* Problem statement: Transcribe each line exactly.

———

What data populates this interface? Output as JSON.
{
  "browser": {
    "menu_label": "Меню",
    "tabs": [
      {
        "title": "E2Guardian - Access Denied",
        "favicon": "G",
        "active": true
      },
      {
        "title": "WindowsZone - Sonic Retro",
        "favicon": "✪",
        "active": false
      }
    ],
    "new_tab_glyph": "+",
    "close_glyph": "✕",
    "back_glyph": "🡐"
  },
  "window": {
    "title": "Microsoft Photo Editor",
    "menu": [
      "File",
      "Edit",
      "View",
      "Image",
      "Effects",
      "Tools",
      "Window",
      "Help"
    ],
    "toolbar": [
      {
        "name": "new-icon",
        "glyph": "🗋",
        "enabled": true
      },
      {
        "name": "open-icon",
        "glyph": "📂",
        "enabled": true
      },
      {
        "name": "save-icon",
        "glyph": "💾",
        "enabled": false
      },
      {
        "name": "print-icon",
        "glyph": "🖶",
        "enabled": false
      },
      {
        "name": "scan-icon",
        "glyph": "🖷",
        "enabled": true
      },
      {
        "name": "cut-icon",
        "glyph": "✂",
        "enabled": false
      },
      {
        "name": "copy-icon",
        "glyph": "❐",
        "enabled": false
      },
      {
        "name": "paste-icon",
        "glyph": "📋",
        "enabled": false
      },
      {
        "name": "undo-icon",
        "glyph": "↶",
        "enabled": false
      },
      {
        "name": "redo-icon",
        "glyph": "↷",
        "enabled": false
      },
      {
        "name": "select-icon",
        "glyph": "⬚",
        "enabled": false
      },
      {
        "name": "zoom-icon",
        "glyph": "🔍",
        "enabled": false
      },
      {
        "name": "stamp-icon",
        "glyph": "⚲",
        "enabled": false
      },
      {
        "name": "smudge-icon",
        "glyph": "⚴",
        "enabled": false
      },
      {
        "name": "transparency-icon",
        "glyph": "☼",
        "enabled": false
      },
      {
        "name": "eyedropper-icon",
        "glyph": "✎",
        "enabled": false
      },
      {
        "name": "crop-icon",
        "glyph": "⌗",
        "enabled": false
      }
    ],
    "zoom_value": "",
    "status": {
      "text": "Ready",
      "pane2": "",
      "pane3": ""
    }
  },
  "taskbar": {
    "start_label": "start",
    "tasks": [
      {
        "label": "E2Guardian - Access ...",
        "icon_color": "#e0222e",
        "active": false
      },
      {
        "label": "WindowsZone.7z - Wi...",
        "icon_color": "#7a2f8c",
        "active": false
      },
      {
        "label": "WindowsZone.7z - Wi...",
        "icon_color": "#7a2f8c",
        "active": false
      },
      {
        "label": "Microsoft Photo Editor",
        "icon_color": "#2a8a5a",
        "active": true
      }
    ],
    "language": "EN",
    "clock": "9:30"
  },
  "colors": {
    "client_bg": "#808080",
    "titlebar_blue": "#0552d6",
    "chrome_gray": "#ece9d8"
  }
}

———

* Written reply:
What data populates this interface? Output as JSON.
{
  "browser": {
    "menu_label": "Меню",
    "tabs": [
      {
        "title": "E2Guardian - Access Denied",
        "favicon": "G",
        "active": true
      },
      {
        "title": "WindowsZone - Sonic Retro",
        "favicon": "✪",
        "active": false
      }
    ],
    "new_tab_glyph": "+",
    "close_glyph": "✕",
    "back_glyph": "🡐"
  },
  "window": {
    "title": "Microsoft Photo Editor",
    "menu": [
      "File",
      "Edit",
      "View",
      "Image",
      "Effects",
      "Tools",
      "Window",
      "Help"
    ],
    "toolbar": [
      {
        "name": "new-icon",
        "glyph": "🗋",
        "enabled": true
      },
      {
        "name": "open-icon",
        "glyph": "📂",
        "enabled": true
      },
      {
        "name": "save-icon",
        "glyph": "💾",
        "enabled": false
      },
      {
        "name": "print-icon",
        "glyph": "🖶",
        "enabled": false
      },
      {
        "name": "scan-icon",
        "glyph": "🖷",
        "enabled": true
      },
      {
        "name": "cut-icon",
        "glyph": "✂",
        "enabled": false
      },
      {
        "name": "copy-icon",
        "glyph": "❐",
        "enabled": false
      },
      {
        "name": "paste-icon",
        "glyph": "📋",
        "enabled": false
      },
      {
        "name": "undo-icon",
        "glyph": "↶",
        "enabled": false
      },
      {
        "name": "redo-icon",
        "glyph": "↷",
        "enabled": false
      },
      {
        "name": "select-icon",
        "glyph": "⬚",
        "enabled": false
      },
      {
        "name": "zoom-icon",
        "glyph": "🔍",
        "enabled": false
      },
      {
        "name": "stamp-icon",
        "glyph": "⚲",
        "enabled": false
      },
      {
        "name": "smudge-icon",
        "glyph": "⚴",
        "enabled": false
      },
      {
        "name": "transparency-icon",
        "glyph": "☼",
        "enabled": false
      },
      {
        "name": "eyedropper-icon",
        "glyph": "✎",
        "enabled": false
      },
      {
        "name": "crop-icon",
        "glyph": "⌗",
        "enabled": false
      }
    ],
    "zoom_value": "",
    "status": {
      "text": "Ready",
      "pane2": "",
      "pane3": ""
    }
  },
  "taskbar": {
    "start_label": "start",
    "tasks": [
      {
        "label": "E2Guardian - Access ...",
        "icon_color": "#e0222e",
        "active": false
      },
      {
        "label": "WindowsZone.7z - Wi...",
        "icon_color": "#7a2f8c",
        "active": false
      },
      {
        "label": "WindowsZone.7z - Wi...",
        "icon_color": "#7a2f8c",
        "active": false
      },
      {
        "label": "Microsoft Photo Editor",
        "icon_color": "#2a8a5a",
        "active": true
      }
    ],
    "language": "EN",
    "clock": "9:30"
  },
  "colors": {
    "client_bg": "#808080",
    "titlebar_blue": "#0552d6",
    "chrome_gray": "#ece9d8"
  }
}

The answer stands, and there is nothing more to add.